Extract from the listing each line in which the word "drill" appears.

--- START Given information ---

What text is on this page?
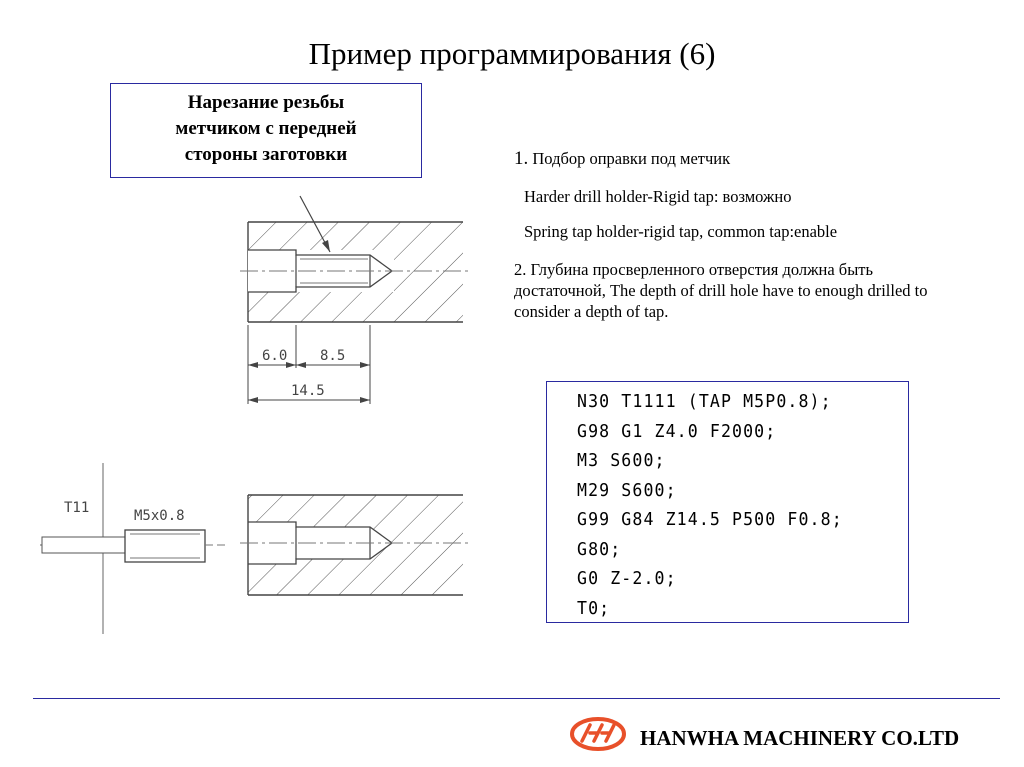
Пример программирования (6)
6.0 8.5
14.5
T11	M5x0.8
Нарезание резьбы
метчиком с передней
стороны заготовки	1. Подбор оправки под метчик
Harder drill holder-Rigid tap: возможно
Spring tap holder-rigid tap, common tap:enable
2. Глубина просверленного отверстия должна быть достаточной, The depth of drill hole have to enough drilled to consider a depth of tap.
N30 T1111 (TAP M5P0.8);
G98 G1 Z4.0 F2000;
M3 S600;
M29 S600;
G99 G84 Z14.5 P500 F0.8;
G80;
G0 Z-2.0;
T0;
HANWHA MACHINERY CO.LTD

--- END Given information ---

The solution:
Harder drill holder-Rigid tap: возможно
2. Глубина просверленного отверстия должна быть достаточной, The depth of drill hole have to enough drilled to consider a depth of tap.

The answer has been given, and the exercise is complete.